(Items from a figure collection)
◇ ◇ ◇ ◇ ◇ ◇ ◇

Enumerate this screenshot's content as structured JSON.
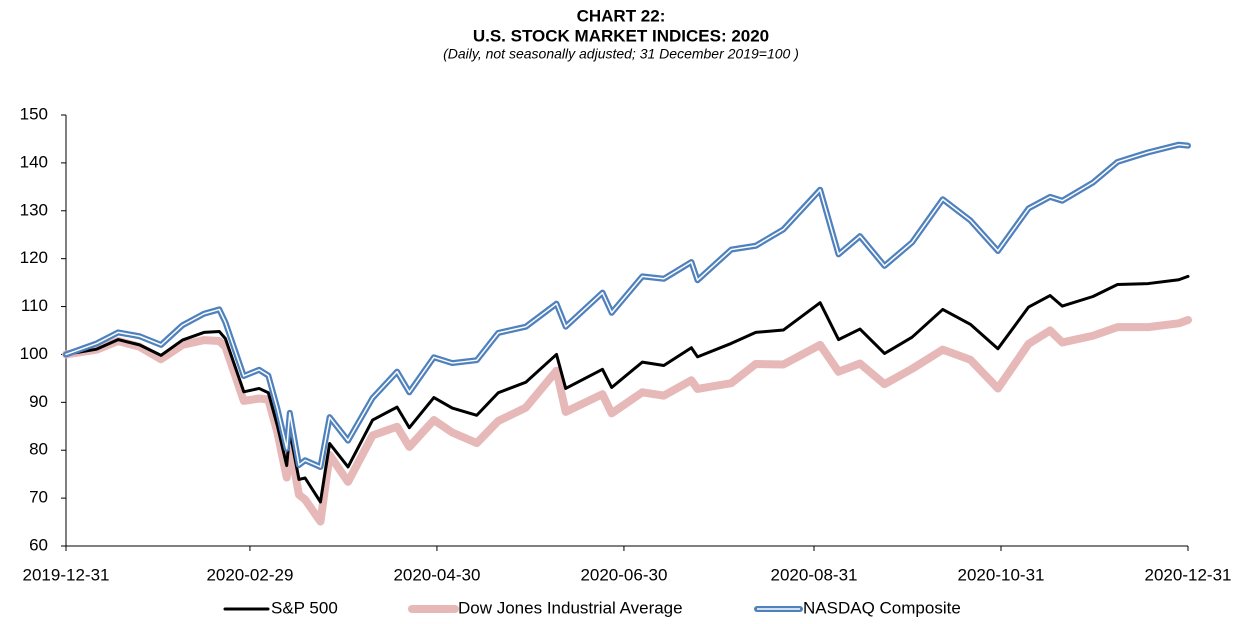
{
  "chart_data": {
    "type": "line",
    "title": [
      "CHART 22:",
      "U.S. STOCK MARKET INDICES: 2020"
    ],
    "subtitle": "(Daily, not seasonally adjusted; 31 December 2019=100 )",
    "x": [
      "2019-12-31",
      "2020-01-10",
      "2020-01-17",
      "2020-01-24",
      "2020-01-31",
      "2020-02-07",
      "2020-02-14",
      "2020-02-19",
      "2020-02-21",
      "2020-02-27",
      "2020-03-03",
      "2020-03-06",
      "2020-03-09",
      "2020-03-12",
      "2020-03-13",
      "2020-03-16",
      "2020-03-18",
      "2020-03-23",
      "2020-03-26",
      "2020-04-01",
      "2020-04-09",
      "2020-04-17",
      "2020-04-21",
      "2020-04-29",
      "2020-05-05",
      "2020-05-13",
      "2020-05-20",
      "2020-05-29",
      "2020-06-08",
      "2020-06-11",
      "2020-06-23",
      "2020-06-26",
      "2020-07-06",
      "2020-07-13",
      "2020-07-22",
      "2020-07-24",
      "2020-08-04",
      "2020-08-12",
      "2020-08-21",
      "2020-09-02",
      "2020-09-08",
      "2020-09-15",
      "2020-09-23",
      "2020-10-02",
      "2020-10-12",
      "2020-10-21",
      "2020-10-30",
      "2020-11-09",
      "2020-11-16",
      "2020-11-20",
      "2020-11-30",
      "2020-12-08",
      "2020-12-18",
      "2020-12-28",
      "2020-12-31"
    ],
    "series": [
      {
        "name": "S&P 500",
        "color": "#000000",
        "values": [
          100,
          101.1,
          103.1,
          102.0,
          99.8,
          103.0,
          104.6,
          104.8,
          103.3,
          92.2,
          92.9,
          92.0,
          85.0,
          76.8,
          83.9,
          73.9,
          74.2,
          69.2,
          81.4,
          76.5,
          86.3,
          89.0,
          84.7,
          91.0,
          88.8,
          87.3,
          92.0,
          94.2,
          100.0,
          92.9,
          96.9,
          93.1,
          98.4,
          97.7,
          101.4,
          99.5,
          102.3,
          104.6,
          105.1,
          110.8,
          103.1,
          105.3,
          100.2,
          103.6,
          109.4,
          106.3,
          101.2,
          109.9,
          112.3,
          110.1,
          112.1,
          114.6,
          114.8,
          115.6,
          116.3
        ]
      },
      {
        "name": "Dow Jones Industrial Average",
        "color": "#e6b8b7",
        "values": [
          100,
          101.0,
          102.8,
          101.6,
          99.0,
          102.0,
          103.0,
          102.8,
          101.6,
          90.3,
          90.8,
          90.6,
          83.6,
          74.3,
          81.2,
          70.7,
          69.7,
          65.1,
          79.0,
          73.4,
          83.1,
          84.9,
          80.7,
          86.3,
          83.7,
          81.5,
          86.1,
          88.9,
          96.6,
          88.0,
          91.7,
          87.7,
          92.1,
          91.4,
          94.6,
          92.8,
          94.0,
          98.0,
          97.9,
          102.0,
          96.4,
          98.1,
          93.8,
          97.0,
          101.0,
          98.9,
          92.9,
          102.2,
          105.0,
          102.5,
          103.9,
          105.7,
          105.7,
          106.5,
          107.2
        ]
      },
      {
        "name": "NASDAQ Composite",
        "color": "#4f81bd",
        "values": [
          100,
          102.3,
          104.6,
          103.8,
          102.0,
          106.1,
          108.5,
          109.4,
          106.7,
          95.5,
          96.8,
          95.6,
          88.6,
          80.3,
          87.8,
          76.9,
          77.9,
          76.5,
          86.9,
          82.0,
          90.9,
          96.4,
          92.1,
          99.4,
          98.2,
          98.8,
          104.5,
          105.8,
          110.6,
          105.8,
          112.9,
          108.7,
          116.3,
          115.8,
          119.3,
          115.5,
          121.9,
          122.7,
          126.1,
          134.4,
          120.9,
          124.7,
          118.5,
          123.4,
          132.4,
          128.0,
          121.6,
          130.5,
          132.9,
          132.1,
          135.9,
          140.2,
          142.2,
          143.8,
          143.6
        ]
      }
    ],
    "xlim": [
      "2019-12-31",
      "2020-12-31"
    ],
    "xticks": [
      "2019-12-31",
      "2020-02-29",
      "2020-04-30",
      "2020-06-30",
      "2020-08-31",
      "2020-10-31",
      "2020-12-31"
    ],
    "ylim": [
      60,
      150
    ],
    "yticks": [
      60,
      70,
      80,
      90,
      100,
      110,
      120,
      130,
      140,
      150
    ],
    "legend": "bottom"
  }
}
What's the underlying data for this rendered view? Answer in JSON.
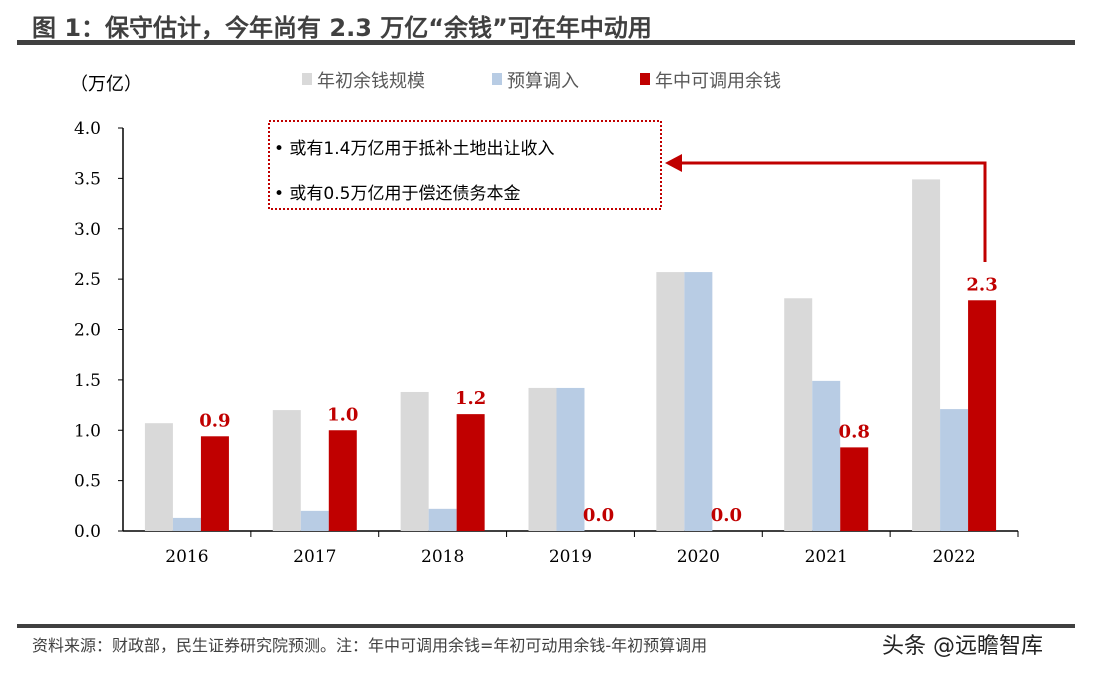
{
  "title": "图 1：保守估计，今年尚有 2.3 万亿“余钱”可在年中动用",
  "footer": "资料来源：财政部，民生证券研究院预测。注：年中可调用余钱=年初可动用余钱-年初预算调用",
  "watermark": "头条 @远瞻智库",
  "chart_data": {
    "type": "bar",
    "ylabel": "（万亿）",
    "ylim": [
      0,
      4.0
    ],
    "yticks": [
      "0.0",
      "0.5",
      "1.0",
      "1.5",
      "2.0",
      "2.5",
      "3.0",
      "3.5",
      "4.0"
    ],
    "categories": [
      "2016",
      "2017",
      "2018",
      "2019",
      "2020",
      "2021",
      "2022"
    ],
    "legend_position": "top",
    "series": [
      {
        "name": "年初余钱规模",
        "color": "#d9d9d9",
        "values": [
          1.07,
          1.2,
          1.38,
          1.42,
          2.57,
          2.31,
          3.49
        ]
      },
      {
        "name": "预算调入",
        "color": "#b8cce4",
        "values": [
          0.13,
          0.2,
          0.22,
          1.42,
          2.57,
          1.49,
          1.21
        ]
      },
      {
        "name": "年中可调用余钱",
        "color": "#c00000",
        "values": [
          0.94,
          1.0,
          1.16,
          0.0,
          0.0,
          0.83,
          2.29
        ],
        "labels": [
          "0.9",
          "1.0",
          "1.2",
          "0.0",
          "0.0",
          "0.8",
          "2.3"
        ]
      }
    ],
    "annotation": [
      "• 或有1.4万亿用于抵补土地出让收入",
      "• 或有0.5万亿用于偿还债务本金"
    ]
  }
}
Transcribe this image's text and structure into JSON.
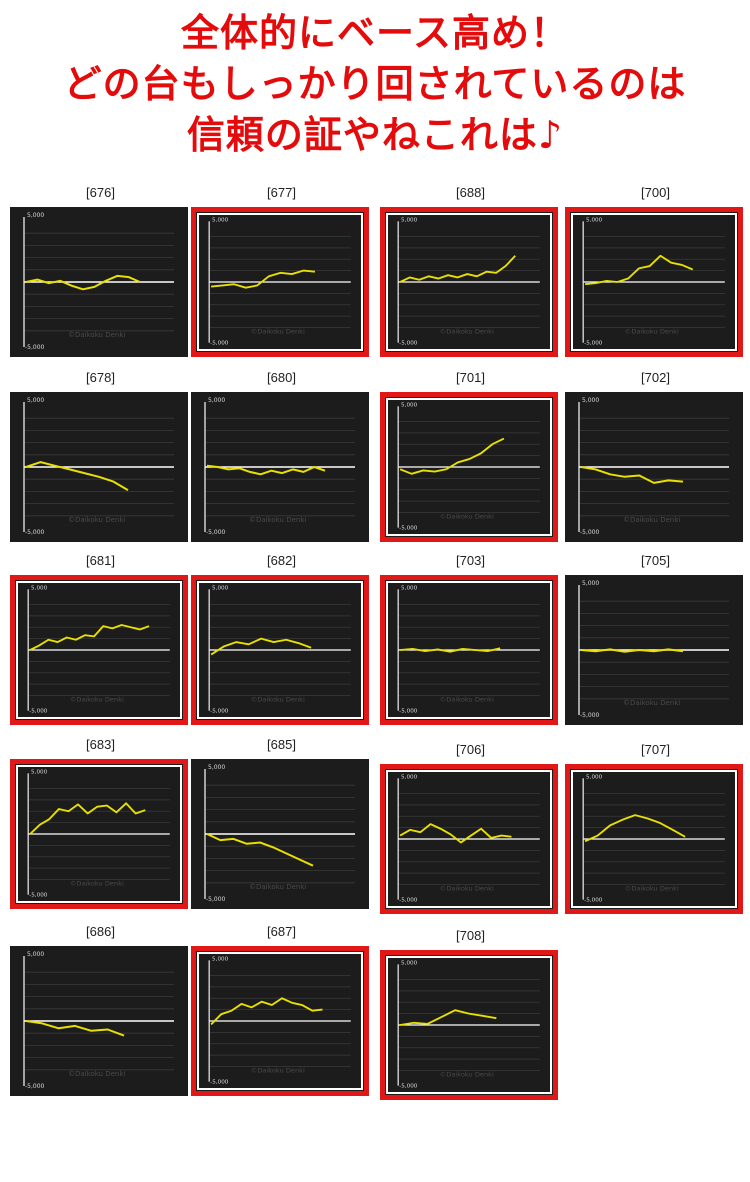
{
  "headline": {
    "line1": "全体的にベース高め！",
    "line2": "どの台もしっかり回されているのは",
    "line3": "信頼の証やねこれは♪"
  },
  "colors": {
    "headline": "#e30b0b",
    "highlight_frame": "#e01818",
    "panel_bg": "#1c1c1c",
    "series": "#e8e000",
    "zero_line": "#ffffff"
  },
  "panel_text": {
    "ymax_label": "5,000",
    "ymin_label": "-5,000",
    "watermark": "©Daikoku Denki"
  },
  "chart_data": [
    {
      "type": "line",
      "title": "[676]",
      "highlighted": false,
      "ylim": [
        -5000,
        5000
      ],
      "yticks": [
        5000,
        -5000
      ],
      "values": [
        0,
        200,
        -100,
        100,
        -300,
        -600,
        -400,
        100,
        500,
        400,
        0
      ]
    },
    {
      "type": "line",
      "title": "[677]",
      "highlighted": true,
      "ylim": [
        -5000,
        5000
      ],
      "yticks": [
        5000,
        -5000
      ],
      "values": [
        -400,
        -300,
        -200,
        -500,
        -300,
        500,
        800,
        700,
        1000,
        900
      ]
    },
    {
      "type": "line",
      "title": "[678]",
      "highlighted": false,
      "ylim": [
        -5000,
        5000
      ],
      "yticks": [
        5000,
        -5000
      ],
      "values": [
        0,
        400,
        100,
        -200,
        -500,
        -800,
        -1200,
        -1900
      ]
    },
    {
      "type": "line",
      "title": "[680]",
      "highlighted": false,
      "ylim": [
        -5000,
        5000
      ],
      "yticks": [
        5000,
        -5000
      ],
      "values": [
        100,
        0,
        -200,
        -100,
        -400,
        -600,
        -300,
        -500,
        -200,
        -400,
        0,
        -300
      ]
    },
    {
      "type": "line",
      "title": "[681]",
      "highlighted": true,
      "ylim": [
        -5000,
        5000
      ],
      "yticks": [
        5000,
        -5000
      ],
      "values": [
        0,
        400,
        900,
        700,
        1100,
        900,
        1300,
        1200,
        2100,
        1900,
        2200,
        2000,
        1800,
        2100
      ]
    },
    {
      "type": "line",
      "title": "[682]",
      "highlighted": true,
      "ylim": [
        -5000,
        5000
      ],
      "yticks": [
        5000,
        -5000
      ],
      "values": [
        -400,
        300,
        700,
        500,
        1000,
        700,
        900,
        600,
        200
      ]
    },
    {
      "type": "line",
      "title": "[683]",
      "highlighted": true,
      "ylim": [
        -5000,
        5000
      ],
      "yticks": [
        5000,
        -5000
      ],
      "values": [
        0,
        800,
        1300,
        2200,
        2000,
        2600,
        1800,
        2400,
        2500,
        1900,
        2700,
        1800,
        2100
      ]
    },
    {
      "type": "line",
      "title": "[685]",
      "highlighted": false,
      "ylim": [
        -5000,
        5000
      ],
      "yticks": [
        5000,
        -5000
      ],
      "values": [
        0,
        -500,
        -400,
        -800,
        -700,
        -1100,
        -1600,
        -2100,
        -2600
      ]
    },
    {
      "type": "line",
      "title": "[686]",
      "highlighted": false,
      "ylim": [
        -5000,
        5000
      ],
      "yticks": [
        5000,
        -5000
      ],
      "values": [
        0,
        -200,
        -600,
        -400,
        -800,
        -700,
        -1200
      ]
    },
    {
      "type": "line",
      "title": "[687]",
      "highlighted": true,
      "ylim": [
        -5000,
        5000
      ],
      "yticks": [
        5000,
        -5000
      ],
      "values": [
        -300,
        600,
        900,
        1500,
        1200,
        1700,
        1400,
        2000,
        1600,
        1400,
        900,
        1000
      ]
    },
    {
      "type": "line",
      "title": "[688]",
      "highlighted": true,
      "ylim": [
        -5000,
        5000
      ],
      "yticks": [
        5000,
        -5000
      ],
      "values": [
        0,
        400,
        200,
        500,
        300,
        600,
        400,
        700,
        500,
        900,
        800,
        1400,
        2300
      ]
    },
    {
      "type": "line",
      "title": "[700]",
      "highlighted": true,
      "ylim": [
        -5000,
        5000
      ],
      "yticks": [
        5000,
        -5000
      ],
      "values": [
        -200,
        -100,
        100,
        0,
        300,
        1200,
        1400,
        2300,
        1700,
        1500,
        1100
      ]
    },
    {
      "type": "line",
      "title": "[701]",
      "highlighted": true,
      "ylim": [
        -5000,
        5000
      ],
      "yticks": [
        5000,
        -5000
      ],
      "values": [
        -200,
        -600,
        -300,
        -400,
        -200,
        400,
        700,
        1200,
        2000,
        2500
      ]
    },
    {
      "type": "line",
      "title": "[702]",
      "highlighted": false,
      "ylim": [
        -5000,
        5000
      ],
      "yticks": [
        5000,
        -5000
      ],
      "values": [
        0,
        -200,
        -600,
        -800,
        -700,
        -1300,
        -1100,
        -1200
      ]
    },
    {
      "type": "line",
      "title": "[703]",
      "highlighted": true,
      "ylim": [
        -5000,
        5000
      ],
      "yticks": [
        5000,
        -5000
      ],
      "values": [
        0,
        100,
        -100,
        50,
        -150,
        100,
        0,
        -100,
        150
      ]
    },
    {
      "type": "line",
      "title": "[705]",
      "highlighted": false,
      "ylim": [
        -5000,
        5000
      ],
      "yticks": [
        5000,
        -5000
      ],
      "values": [
        0,
        -100,
        50,
        -150,
        0,
        -100,
        50,
        -100
      ]
    },
    {
      "type": "line",
      "title": "[706]",
      "highlighted": true,
      "ylim": [
        -5000,
        5000
      ],
      "yticks": [
        5000,
        -5000
      ],
      "values": [
        300,
        800,
        600,
        1300,
        900,
        400,
        -300,
        300,
        900,
        100,
        300,
        200
      ]
    },
    {
      "type": "line",
      "title": "[707]",
      "highlighted": true,
      "ylim": [
        -5000,
        5000
      ],
      "yticks": [
        5000,
        -5000
      ],
      "values": [
        -200,
        300,
        1200,
        1700,
        2100,
        1800,
        1400,
        800,
        200
      ]
    },
    {
      "type": "line",
      "title": "[708]",
      "highlighted": true,
      "ylim": [
        -5000,
        5000
      ],
      "yticks": [
        5000,
        -5000
      ],
      "values": [
        0,
        200,
        100,
        700,
        1300,
        1000,
        800,
        600
      ]
    }
  ]
}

◇ ◇ ◇ ◇ ◇ ◇ ◇

**Goal of the exercise**
Pull out the lines above in which the word "name" appears.

**Response to this task**
        "name": "S&P 500",
        "name": "Dow Jones Industrial Average",
        "name": "NASDAQ Composite",
        "name": "年初余钱规模",
        "name": "预算调入",
        "name": "年中可调用余钱",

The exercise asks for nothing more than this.